[Stored records]

--------------------------------------------------

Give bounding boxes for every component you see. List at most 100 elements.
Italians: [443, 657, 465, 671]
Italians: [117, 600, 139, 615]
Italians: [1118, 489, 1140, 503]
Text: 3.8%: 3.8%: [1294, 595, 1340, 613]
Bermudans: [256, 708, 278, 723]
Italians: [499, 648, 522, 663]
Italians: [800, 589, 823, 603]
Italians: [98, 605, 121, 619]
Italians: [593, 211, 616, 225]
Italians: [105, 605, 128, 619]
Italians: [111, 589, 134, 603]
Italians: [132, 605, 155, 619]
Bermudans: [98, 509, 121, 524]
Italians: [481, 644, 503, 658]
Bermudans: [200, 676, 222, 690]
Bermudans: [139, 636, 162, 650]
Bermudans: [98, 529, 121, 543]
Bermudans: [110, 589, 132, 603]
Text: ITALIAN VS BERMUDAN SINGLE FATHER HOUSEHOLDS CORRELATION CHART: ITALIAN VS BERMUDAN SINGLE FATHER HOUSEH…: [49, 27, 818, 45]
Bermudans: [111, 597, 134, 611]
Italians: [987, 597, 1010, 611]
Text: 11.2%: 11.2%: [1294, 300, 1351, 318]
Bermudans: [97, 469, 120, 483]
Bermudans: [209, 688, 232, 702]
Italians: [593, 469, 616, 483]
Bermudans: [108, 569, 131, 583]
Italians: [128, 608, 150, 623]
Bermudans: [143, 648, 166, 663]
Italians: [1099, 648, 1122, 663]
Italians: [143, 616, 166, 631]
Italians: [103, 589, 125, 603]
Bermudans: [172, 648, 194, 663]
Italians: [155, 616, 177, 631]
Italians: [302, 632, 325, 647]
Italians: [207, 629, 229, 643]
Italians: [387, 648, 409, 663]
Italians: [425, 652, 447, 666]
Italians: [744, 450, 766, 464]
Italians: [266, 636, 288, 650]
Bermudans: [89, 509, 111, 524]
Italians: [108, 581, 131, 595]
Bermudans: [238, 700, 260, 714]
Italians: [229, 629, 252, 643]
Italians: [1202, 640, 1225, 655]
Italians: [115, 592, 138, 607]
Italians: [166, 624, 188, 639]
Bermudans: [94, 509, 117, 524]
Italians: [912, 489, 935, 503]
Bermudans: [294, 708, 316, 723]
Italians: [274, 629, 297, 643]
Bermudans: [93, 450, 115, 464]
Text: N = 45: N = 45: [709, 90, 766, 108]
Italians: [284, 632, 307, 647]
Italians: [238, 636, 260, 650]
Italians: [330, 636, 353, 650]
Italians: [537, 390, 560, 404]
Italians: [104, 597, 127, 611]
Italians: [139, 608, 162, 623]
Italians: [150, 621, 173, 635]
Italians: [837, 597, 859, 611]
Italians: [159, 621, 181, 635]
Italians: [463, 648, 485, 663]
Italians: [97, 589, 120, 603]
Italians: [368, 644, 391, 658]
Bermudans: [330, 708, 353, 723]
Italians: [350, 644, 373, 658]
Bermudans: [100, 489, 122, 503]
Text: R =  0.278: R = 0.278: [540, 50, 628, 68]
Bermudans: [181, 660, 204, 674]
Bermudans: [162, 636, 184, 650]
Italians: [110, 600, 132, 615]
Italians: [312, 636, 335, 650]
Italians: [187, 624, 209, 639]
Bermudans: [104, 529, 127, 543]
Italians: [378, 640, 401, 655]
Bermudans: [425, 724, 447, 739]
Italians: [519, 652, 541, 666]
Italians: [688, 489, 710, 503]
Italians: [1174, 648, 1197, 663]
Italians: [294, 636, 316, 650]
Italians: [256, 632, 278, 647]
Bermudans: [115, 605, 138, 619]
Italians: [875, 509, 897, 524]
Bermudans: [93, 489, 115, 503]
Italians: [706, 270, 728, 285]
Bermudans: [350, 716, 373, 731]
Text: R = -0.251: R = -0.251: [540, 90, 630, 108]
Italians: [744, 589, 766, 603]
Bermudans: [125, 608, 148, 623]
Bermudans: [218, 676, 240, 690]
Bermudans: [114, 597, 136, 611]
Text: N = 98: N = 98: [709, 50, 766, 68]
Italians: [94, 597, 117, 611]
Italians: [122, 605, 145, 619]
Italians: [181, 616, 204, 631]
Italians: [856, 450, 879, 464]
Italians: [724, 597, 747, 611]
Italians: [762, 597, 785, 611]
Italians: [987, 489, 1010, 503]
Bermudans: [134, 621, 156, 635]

--------------------------------------------------

■ **Stated problem**
Transcribe the entire listing above line by line, with every character unchanged.

■ **Task solution**
Give bounding boxes for every component you see. List at most 100 elements.
Italians: [443, 657, 465, 671]
Italians: [117, 600, 139, 615]
Italians: [1118, 489, 1140, 503]
Text: 3.8%: 3.8%: [1294, 595, 1340, 613]
Bermudans: [256, 708, 278, 723]
Italians: [499, 648, 522, 663]
Italians: [800, 589, 823, 603]
Italians: [98, 605, 121, 619]
Italians: [593, 211, 616, 225]
Italians: [105, 605, 128, 619]
Italians: [111, 589, 134, 603]
Italians: [132, 605, 155, 619]
Bermudans: [98, 509, 121, 524]
Italians: [481, 644, 503, 658]
Bermudans: [200, 676, 222, 690]
Bermudans: [139, 636, 162, 650]
Bermudans: [98, 529, 121, 543]
Bermudans: [110, 589, 132, 603]
Text: ITALIAN VS BERMUDAN SINGLE FATHER HOUSEHOLDS CORRELATION CHART: ITALIAN VS BERMUDAN SINGLE FATHER HOUSEH…: [49, 27, 818, 45]
Bermudans: [111, 597, 134, 611]
Italians: [987, 597, 1010, 611]
Text: 11.2%: 11.2%: [1294, 300, 1351, 318]
Bermudans: [97, 469, 120, 483]
Bermudans: [209, 688, 232, 702]
Italians: [593, 469, 616, 483]
Bermudans: [108, 569, 131, 583]
Italians: [128, 608, 150, 623]
Bermudans: [143, 648, 166, 663]
Italians: [1099, 648, 1122, 663]
Italians: [143, 616, 166, 631]
Italians: [103, 589, 125, 603]
Bermudans: [172, 648, 194, 663]
Italians: [155, 616, 177, 631]
Italians: [302, 632, 325, 647]
Italians: [207, 629, 229, 643]
Italians: [387, 648, 409, 663]
Italians: [425, 652, 447, 666]
Italians: [744, 450, 766, 464]
Italians: [266, 636, 288, 650]
Bermudans: [89, 509, 111, 524]
Italians: [108, 581, 131, 595]
Bermudans: [238, 700, 260, 714]
Italians: [229, 629, 252, 643]
Italians: [1202, 640, 1225, 655]
Italians: [115, 592, 138, 607]
Italians: [166, 624, 188, 639]
Bermudans: [94, 509, 117, 524]
Italians: [912, 489, 935, 503]
Bermudans: [294, 708, 316, 723]
Italians: [274, 629, 297, 643]
Bermudans: [93, 450, 115, 464]
Text: N = 45: N = 45: [709, 90, 766, 108]
Italians: [284, 632, 307, 647]
Italians: [238, 636, 260, 650]
Italians: [330, 636, 353, 650]
Italians: [537, 390, 560, 404]
Italians: [104, 597, 127, 611]
Italians: [139, 608, 162, 623]
Italians: [150, 621, 173, 635]
Italians: [837, 597, 859, 611]
Italians: [159, 621, 181, 635]
Italians: [463, 648, 485, 663]
Italians: [97, 589, 120, 603]
Italians: [368, 644, 391, 658]
Bermudans: [330, 708, 353, 723]
Italians: [350, 644, 373, 658]
Bermudans: [100, 489, 122, 503]
Text: R =  0.278: R = 0.278: [540, 50, 628, 68]
Bermudans: [181, 660, 204, 674]
Bermudans: [162, 636, 184, 650]
Italians: [110, 600, 132, 615]
Italians: [312, 636, 335, 650]
Italians: [187, 624, 209, 639]
Bermudans: [104, 529, 127, 543]
Italians: [378, 640, 401, 655]
Bermudans: [425, 724, 447, 739]
Italians: [519, 652, 541, 666]
Italians: [688, 489, 710, 503]
Italians: [1174, 648, 1197, 663]
Italians: [294, 636, 316, 650]
Italians: [256, 632, 278, 647]
Bermudans: [115, 605, 138, 619]
Italians: [875, 509, 897, 524]
Bermudans: [93, 489, 115, 503]
Italians: [706, 270, 728, 285]
Bermudans: [350, 716, 373, 731]
Text: R = -0.251: R = -0.251: [540, 90, 630, 108]
Italians: [744, 589, 766, 603]
Bermudans: [125, 608, 148, 623]
Bermudans: [218, 676, 240, 690]
Bermudans: [114, 597, 136, 611]
Text: N = 98: N = 98: [709, 50, 766, 68]
Italians: [94, 597, 117, 611]
Italians: [122, 605, 145, 619]
Italians: [181, 616, 204, 631]
Italians: [856, 450, 879, 464]
Italians: [724, 597, 747, 611]
Italians: [762, 597, 785, 611]
Italians: [987, 489, 1010, 503]
Bermudans: [134, 621, 156, 635]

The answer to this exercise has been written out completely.